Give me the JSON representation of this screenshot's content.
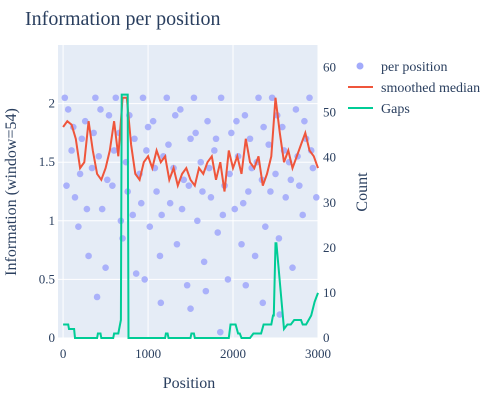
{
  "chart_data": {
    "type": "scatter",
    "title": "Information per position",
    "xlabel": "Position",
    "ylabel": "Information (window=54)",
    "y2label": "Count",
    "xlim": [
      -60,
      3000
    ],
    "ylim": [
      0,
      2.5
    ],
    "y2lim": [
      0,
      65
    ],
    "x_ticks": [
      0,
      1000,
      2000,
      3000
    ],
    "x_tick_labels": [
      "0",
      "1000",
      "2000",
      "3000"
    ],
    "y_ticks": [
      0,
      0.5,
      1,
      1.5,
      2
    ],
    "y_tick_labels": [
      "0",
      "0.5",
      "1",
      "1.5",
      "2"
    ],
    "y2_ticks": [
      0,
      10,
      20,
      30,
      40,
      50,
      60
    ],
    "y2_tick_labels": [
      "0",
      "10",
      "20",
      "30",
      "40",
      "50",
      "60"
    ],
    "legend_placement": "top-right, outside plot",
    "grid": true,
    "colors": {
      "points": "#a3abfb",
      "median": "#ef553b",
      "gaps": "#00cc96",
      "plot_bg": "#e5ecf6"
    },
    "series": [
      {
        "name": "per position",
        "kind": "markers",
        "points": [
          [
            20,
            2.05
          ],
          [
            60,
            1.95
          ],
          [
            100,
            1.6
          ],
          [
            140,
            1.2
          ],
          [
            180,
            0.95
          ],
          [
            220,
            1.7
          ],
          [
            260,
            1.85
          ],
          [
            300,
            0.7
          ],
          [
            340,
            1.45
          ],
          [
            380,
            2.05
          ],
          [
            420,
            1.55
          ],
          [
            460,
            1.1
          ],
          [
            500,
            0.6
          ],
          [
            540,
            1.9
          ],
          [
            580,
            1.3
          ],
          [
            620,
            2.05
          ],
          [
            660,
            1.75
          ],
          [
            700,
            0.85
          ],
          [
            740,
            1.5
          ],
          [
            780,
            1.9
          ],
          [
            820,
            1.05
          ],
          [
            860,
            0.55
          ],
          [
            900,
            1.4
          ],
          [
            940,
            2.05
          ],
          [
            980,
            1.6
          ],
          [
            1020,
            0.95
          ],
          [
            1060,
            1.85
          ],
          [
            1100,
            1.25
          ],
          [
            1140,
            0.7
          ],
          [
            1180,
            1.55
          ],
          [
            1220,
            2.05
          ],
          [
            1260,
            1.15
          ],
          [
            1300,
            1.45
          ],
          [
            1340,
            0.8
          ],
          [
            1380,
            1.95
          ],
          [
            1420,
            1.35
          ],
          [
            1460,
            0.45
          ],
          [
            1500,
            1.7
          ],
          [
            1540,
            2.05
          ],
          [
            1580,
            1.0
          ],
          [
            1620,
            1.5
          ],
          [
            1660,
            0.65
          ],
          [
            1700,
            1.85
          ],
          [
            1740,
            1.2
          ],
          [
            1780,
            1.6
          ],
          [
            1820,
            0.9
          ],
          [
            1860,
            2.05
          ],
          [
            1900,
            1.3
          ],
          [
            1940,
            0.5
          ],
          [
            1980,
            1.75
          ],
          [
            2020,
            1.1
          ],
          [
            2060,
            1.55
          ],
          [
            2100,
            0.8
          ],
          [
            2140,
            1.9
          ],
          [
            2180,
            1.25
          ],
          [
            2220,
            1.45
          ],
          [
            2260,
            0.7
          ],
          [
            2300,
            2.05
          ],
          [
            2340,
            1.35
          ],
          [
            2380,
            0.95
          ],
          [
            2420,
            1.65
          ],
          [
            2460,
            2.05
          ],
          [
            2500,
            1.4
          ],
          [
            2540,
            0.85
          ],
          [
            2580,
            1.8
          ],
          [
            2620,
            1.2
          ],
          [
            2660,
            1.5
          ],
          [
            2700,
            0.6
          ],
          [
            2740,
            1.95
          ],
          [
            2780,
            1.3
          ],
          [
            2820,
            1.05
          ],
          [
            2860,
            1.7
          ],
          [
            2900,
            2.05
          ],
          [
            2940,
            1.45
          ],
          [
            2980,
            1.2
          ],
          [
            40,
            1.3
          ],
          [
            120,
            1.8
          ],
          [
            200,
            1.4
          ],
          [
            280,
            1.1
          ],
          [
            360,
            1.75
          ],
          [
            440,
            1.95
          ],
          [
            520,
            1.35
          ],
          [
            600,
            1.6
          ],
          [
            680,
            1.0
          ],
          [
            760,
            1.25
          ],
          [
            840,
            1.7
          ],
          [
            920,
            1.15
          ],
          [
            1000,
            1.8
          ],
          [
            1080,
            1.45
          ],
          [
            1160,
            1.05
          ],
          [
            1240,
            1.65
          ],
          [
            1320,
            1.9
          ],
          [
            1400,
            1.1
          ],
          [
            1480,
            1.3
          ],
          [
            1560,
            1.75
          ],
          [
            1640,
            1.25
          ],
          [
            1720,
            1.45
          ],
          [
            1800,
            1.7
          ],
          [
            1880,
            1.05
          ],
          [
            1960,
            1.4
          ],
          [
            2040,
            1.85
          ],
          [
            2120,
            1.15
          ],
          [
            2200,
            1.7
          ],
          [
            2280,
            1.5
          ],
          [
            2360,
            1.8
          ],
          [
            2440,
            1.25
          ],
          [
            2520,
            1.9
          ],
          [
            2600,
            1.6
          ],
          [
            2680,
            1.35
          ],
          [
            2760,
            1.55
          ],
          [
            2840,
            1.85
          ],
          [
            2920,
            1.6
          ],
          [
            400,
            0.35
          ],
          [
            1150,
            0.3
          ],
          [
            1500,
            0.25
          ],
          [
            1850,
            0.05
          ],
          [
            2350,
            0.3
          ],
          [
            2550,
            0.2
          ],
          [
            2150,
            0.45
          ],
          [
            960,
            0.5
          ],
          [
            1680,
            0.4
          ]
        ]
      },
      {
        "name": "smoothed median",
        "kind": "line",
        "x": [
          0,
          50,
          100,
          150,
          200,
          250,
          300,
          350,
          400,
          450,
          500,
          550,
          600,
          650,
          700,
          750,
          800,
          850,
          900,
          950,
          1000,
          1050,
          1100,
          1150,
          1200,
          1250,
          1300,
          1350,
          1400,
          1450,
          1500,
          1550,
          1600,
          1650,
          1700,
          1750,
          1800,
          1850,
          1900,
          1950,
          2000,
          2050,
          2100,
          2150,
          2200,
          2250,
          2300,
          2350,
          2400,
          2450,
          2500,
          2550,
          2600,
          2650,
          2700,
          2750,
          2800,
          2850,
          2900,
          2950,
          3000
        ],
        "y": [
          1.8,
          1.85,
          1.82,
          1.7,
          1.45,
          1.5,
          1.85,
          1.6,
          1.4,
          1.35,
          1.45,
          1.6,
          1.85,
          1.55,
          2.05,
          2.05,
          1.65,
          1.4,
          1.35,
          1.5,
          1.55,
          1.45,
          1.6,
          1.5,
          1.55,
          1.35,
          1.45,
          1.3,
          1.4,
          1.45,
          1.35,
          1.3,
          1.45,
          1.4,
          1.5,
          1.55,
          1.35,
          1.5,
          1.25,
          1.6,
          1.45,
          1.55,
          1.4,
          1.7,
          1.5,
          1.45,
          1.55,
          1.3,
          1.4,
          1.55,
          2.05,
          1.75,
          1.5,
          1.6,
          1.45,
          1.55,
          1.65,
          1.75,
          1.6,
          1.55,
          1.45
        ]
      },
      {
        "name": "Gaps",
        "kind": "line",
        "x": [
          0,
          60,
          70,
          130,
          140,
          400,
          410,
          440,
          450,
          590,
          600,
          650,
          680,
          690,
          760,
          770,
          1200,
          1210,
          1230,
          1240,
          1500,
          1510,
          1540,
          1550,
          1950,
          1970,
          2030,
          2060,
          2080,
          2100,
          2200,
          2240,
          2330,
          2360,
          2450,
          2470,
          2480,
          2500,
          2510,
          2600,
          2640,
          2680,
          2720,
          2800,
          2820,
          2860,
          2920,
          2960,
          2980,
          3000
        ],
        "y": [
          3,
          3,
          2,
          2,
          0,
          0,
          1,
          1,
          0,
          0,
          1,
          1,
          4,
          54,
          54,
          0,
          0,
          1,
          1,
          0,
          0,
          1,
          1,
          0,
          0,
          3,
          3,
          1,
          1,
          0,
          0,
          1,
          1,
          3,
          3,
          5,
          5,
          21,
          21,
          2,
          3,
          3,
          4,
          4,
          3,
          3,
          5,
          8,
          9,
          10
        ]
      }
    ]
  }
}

Direction: Count the lines of these entries that hold the string "Information", and give only that number.

Response to this task: 2